### PROVIDED DATA
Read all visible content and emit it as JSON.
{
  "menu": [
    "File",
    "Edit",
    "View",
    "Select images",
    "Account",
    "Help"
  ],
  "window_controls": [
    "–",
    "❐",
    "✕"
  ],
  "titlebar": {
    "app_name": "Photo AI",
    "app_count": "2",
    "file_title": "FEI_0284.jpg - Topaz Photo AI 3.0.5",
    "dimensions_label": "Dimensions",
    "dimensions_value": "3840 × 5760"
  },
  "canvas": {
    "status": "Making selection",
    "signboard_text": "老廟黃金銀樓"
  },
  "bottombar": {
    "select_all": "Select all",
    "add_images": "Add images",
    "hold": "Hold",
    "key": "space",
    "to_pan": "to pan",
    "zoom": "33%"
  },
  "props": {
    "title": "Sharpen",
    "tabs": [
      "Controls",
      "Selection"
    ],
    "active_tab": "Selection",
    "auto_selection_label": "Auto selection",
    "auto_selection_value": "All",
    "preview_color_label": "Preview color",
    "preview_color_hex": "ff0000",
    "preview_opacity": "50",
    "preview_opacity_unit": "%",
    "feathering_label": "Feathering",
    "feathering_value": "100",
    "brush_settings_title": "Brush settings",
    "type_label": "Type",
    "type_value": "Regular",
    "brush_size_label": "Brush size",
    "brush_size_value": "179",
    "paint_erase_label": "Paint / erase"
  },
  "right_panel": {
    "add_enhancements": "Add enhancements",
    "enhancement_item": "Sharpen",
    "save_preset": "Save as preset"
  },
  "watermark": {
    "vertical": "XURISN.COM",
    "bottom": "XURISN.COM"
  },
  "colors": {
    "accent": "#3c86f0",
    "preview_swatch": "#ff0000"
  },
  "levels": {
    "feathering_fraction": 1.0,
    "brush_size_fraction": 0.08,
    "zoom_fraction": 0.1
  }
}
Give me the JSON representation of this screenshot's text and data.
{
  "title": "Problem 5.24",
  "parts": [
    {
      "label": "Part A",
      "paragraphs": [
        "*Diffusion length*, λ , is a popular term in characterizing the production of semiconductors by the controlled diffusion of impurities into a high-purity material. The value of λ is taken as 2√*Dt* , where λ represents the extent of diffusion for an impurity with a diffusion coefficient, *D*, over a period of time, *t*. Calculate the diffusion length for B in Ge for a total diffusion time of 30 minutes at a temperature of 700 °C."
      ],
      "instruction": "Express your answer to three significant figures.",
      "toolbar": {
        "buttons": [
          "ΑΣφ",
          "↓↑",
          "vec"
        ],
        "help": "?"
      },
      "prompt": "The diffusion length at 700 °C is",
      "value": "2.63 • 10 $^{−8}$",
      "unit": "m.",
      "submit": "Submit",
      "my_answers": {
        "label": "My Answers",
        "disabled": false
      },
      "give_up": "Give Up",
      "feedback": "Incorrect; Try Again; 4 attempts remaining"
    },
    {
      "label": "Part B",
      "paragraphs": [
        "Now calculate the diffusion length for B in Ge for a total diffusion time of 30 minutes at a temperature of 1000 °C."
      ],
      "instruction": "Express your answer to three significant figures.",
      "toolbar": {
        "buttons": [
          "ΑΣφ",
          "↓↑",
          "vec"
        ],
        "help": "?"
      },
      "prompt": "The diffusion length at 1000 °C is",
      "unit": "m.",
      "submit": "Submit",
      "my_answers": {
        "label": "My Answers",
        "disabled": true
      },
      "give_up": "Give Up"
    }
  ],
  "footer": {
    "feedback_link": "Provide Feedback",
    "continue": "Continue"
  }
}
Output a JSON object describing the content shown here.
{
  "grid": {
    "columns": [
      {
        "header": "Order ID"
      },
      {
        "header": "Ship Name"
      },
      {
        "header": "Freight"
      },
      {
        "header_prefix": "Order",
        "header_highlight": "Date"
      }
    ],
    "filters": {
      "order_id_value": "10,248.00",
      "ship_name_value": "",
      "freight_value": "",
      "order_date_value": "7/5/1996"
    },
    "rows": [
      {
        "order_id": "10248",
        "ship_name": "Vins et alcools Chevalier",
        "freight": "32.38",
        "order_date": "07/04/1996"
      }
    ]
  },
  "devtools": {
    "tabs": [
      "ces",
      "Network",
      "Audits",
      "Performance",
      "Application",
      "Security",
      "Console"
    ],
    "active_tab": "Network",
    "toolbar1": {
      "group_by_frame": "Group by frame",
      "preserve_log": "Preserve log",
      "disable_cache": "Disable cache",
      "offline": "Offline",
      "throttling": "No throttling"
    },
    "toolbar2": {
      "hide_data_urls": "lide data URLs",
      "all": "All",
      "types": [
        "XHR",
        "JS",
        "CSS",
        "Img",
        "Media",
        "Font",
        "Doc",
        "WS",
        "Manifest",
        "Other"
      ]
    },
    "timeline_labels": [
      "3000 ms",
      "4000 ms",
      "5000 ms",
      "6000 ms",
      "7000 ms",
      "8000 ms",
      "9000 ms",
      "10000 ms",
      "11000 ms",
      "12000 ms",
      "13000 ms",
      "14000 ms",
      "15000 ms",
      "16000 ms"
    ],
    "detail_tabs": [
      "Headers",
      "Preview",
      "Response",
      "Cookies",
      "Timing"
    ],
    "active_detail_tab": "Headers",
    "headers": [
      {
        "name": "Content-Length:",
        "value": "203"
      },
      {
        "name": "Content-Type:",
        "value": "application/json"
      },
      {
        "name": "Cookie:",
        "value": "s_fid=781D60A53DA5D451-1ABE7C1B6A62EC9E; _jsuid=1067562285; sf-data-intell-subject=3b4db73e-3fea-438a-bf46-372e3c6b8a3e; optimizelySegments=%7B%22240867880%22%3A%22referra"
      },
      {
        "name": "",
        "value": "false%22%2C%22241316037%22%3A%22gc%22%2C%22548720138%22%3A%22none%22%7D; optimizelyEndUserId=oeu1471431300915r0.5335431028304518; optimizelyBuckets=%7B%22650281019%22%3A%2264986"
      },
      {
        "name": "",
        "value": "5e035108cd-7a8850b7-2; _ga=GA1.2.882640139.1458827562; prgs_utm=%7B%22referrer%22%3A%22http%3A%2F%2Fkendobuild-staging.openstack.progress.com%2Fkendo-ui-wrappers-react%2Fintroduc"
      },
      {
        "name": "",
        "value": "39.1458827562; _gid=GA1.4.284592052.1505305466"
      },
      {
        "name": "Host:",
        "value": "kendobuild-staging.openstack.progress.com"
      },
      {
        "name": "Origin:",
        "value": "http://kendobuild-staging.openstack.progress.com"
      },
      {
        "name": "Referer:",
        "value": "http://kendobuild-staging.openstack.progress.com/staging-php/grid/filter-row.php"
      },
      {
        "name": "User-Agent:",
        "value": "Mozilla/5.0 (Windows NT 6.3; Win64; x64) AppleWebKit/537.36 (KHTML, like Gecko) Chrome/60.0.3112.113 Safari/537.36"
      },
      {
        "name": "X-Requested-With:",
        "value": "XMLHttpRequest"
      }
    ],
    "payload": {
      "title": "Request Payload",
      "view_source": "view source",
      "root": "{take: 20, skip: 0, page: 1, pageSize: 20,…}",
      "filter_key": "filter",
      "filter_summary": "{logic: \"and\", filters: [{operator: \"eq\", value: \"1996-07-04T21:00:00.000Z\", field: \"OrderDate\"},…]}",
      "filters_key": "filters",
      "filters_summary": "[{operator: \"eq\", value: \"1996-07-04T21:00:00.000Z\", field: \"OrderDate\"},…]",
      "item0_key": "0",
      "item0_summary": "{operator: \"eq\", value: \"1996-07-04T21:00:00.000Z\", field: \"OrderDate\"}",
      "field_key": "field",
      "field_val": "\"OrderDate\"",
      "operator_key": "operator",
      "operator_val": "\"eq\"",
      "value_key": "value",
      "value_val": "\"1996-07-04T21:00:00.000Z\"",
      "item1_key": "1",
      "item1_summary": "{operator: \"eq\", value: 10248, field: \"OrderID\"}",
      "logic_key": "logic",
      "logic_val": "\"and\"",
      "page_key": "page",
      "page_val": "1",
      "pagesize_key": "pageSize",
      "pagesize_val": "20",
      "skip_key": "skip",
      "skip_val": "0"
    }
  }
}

### WHAT IS ASKED
Go through the entries above and pull out each line with "Photo" in it.

### RESULT
    "app_name": "Photo AI",
    "file_title": "FEI_0284.jpg - Topaz Photo AI 3.0.5",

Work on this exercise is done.